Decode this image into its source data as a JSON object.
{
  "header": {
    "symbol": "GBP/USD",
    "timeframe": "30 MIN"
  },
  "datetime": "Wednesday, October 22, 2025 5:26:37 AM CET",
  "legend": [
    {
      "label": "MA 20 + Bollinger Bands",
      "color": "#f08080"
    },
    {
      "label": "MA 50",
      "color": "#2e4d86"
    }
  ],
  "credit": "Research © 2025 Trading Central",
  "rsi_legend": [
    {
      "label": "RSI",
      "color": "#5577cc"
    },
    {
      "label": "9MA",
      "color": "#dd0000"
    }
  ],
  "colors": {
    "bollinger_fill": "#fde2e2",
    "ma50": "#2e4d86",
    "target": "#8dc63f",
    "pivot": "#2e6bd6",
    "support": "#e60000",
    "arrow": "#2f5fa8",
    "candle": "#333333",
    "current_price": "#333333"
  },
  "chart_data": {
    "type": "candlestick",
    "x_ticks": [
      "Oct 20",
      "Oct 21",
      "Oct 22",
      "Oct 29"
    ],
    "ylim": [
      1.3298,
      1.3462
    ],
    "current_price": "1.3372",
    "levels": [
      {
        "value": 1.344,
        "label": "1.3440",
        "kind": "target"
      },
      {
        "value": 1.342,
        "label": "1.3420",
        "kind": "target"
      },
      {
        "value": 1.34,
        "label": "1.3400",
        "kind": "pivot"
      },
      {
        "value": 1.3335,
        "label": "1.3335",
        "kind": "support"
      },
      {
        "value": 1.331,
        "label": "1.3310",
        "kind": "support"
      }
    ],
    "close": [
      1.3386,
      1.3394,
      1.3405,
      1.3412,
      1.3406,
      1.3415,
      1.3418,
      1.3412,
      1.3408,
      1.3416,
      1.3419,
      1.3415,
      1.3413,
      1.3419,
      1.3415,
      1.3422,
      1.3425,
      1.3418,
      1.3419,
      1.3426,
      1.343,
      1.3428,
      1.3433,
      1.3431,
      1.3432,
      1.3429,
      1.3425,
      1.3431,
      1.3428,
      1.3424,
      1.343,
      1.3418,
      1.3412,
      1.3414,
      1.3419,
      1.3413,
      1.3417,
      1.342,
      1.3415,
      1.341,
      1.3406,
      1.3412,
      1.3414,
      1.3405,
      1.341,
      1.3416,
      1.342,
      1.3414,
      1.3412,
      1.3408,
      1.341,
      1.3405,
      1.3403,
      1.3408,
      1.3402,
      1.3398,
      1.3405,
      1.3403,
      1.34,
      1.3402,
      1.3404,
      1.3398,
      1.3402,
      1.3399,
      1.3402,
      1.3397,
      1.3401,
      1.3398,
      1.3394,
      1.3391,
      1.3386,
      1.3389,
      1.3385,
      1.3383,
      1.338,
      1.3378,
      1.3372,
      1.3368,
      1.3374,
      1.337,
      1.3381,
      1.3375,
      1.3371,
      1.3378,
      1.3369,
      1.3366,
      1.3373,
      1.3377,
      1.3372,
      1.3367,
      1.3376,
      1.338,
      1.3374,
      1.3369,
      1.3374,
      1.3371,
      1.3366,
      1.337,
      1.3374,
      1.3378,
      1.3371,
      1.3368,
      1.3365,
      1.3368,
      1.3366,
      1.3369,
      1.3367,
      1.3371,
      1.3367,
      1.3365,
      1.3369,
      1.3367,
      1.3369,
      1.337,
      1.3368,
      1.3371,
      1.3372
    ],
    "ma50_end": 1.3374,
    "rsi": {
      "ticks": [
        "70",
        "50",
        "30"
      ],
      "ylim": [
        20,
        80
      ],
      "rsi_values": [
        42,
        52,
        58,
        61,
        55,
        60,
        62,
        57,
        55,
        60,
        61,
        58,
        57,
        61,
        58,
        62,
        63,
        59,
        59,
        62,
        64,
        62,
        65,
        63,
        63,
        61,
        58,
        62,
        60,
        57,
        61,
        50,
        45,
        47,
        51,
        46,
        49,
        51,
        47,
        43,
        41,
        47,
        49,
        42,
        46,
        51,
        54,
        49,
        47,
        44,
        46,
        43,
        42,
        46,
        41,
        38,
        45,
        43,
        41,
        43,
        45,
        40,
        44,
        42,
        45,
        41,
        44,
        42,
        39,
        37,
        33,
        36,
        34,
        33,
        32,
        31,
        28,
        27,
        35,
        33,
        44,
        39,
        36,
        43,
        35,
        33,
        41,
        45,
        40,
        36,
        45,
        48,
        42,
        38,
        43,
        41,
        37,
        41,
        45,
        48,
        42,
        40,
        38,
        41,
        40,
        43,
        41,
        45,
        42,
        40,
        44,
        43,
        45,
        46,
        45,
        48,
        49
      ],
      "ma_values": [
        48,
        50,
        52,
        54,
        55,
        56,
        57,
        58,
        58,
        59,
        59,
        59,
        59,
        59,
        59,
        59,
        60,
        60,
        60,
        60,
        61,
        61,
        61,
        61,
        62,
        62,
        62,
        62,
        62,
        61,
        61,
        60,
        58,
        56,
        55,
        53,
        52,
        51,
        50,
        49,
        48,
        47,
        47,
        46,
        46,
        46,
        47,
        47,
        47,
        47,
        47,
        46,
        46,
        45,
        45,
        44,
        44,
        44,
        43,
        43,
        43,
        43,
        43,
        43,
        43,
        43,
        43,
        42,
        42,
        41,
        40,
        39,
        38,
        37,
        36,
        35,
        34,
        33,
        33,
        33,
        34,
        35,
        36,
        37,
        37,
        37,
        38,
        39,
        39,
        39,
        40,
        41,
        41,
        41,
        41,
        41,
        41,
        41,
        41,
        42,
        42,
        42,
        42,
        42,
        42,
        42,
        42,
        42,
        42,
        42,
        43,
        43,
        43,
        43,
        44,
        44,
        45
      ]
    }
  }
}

━━━━

Task statement
Reply with nothing but the number of lines in the data above that contain "label".

The output
9